## Data items:

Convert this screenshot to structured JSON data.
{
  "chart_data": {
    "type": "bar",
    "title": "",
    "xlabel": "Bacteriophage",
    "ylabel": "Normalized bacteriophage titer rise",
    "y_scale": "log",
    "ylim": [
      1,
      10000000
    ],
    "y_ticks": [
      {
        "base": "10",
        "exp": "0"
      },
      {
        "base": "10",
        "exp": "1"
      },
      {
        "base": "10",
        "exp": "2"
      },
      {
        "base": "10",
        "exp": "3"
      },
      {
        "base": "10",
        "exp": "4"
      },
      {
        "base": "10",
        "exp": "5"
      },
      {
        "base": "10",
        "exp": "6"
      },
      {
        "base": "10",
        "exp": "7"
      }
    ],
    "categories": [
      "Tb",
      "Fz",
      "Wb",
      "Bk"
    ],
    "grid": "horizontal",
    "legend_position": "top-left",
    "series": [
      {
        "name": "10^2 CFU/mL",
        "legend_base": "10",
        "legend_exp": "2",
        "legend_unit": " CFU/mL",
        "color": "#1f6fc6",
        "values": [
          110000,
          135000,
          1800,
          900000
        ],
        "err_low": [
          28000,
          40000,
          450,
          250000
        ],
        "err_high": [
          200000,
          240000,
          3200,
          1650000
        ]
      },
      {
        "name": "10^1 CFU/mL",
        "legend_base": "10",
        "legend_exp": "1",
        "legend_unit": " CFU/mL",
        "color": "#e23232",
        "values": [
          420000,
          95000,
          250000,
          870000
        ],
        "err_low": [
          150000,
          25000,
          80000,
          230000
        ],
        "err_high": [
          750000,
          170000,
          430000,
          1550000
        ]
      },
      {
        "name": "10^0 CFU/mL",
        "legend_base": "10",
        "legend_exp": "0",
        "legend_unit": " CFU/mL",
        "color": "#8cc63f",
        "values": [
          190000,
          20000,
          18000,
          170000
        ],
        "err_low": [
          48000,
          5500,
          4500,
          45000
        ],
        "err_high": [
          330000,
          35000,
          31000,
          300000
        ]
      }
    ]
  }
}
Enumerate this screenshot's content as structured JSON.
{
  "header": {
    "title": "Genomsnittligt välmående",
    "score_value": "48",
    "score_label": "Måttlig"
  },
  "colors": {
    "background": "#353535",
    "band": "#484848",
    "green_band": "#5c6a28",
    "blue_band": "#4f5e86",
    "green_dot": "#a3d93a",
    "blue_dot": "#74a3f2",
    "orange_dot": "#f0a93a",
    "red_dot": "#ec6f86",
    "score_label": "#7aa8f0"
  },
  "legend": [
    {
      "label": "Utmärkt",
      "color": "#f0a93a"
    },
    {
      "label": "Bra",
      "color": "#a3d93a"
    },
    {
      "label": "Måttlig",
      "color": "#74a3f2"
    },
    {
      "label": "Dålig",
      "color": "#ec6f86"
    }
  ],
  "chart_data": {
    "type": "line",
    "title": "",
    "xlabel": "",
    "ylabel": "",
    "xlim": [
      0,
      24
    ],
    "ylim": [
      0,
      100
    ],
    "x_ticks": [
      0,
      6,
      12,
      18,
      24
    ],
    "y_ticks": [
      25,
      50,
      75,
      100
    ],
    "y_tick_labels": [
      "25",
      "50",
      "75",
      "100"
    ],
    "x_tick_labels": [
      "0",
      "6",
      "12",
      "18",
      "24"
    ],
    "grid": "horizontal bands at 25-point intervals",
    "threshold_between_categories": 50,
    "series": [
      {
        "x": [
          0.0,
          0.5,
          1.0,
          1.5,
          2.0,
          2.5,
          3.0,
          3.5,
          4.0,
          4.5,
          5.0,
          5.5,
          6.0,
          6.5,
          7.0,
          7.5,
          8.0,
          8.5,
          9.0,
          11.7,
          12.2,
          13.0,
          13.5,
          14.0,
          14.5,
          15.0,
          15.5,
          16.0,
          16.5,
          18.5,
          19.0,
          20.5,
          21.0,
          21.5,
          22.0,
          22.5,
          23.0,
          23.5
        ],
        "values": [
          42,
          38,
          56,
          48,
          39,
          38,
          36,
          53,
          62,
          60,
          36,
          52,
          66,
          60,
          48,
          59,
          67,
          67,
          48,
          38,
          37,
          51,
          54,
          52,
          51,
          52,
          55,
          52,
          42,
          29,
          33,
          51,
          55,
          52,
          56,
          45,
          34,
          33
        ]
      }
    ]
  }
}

## Brief:
The expected answer is a copy of each line above containing "structured".

## Problem solution:
Convert this screenshot to structured JSON data.
Enumerate this screenshot's content as structured JSON.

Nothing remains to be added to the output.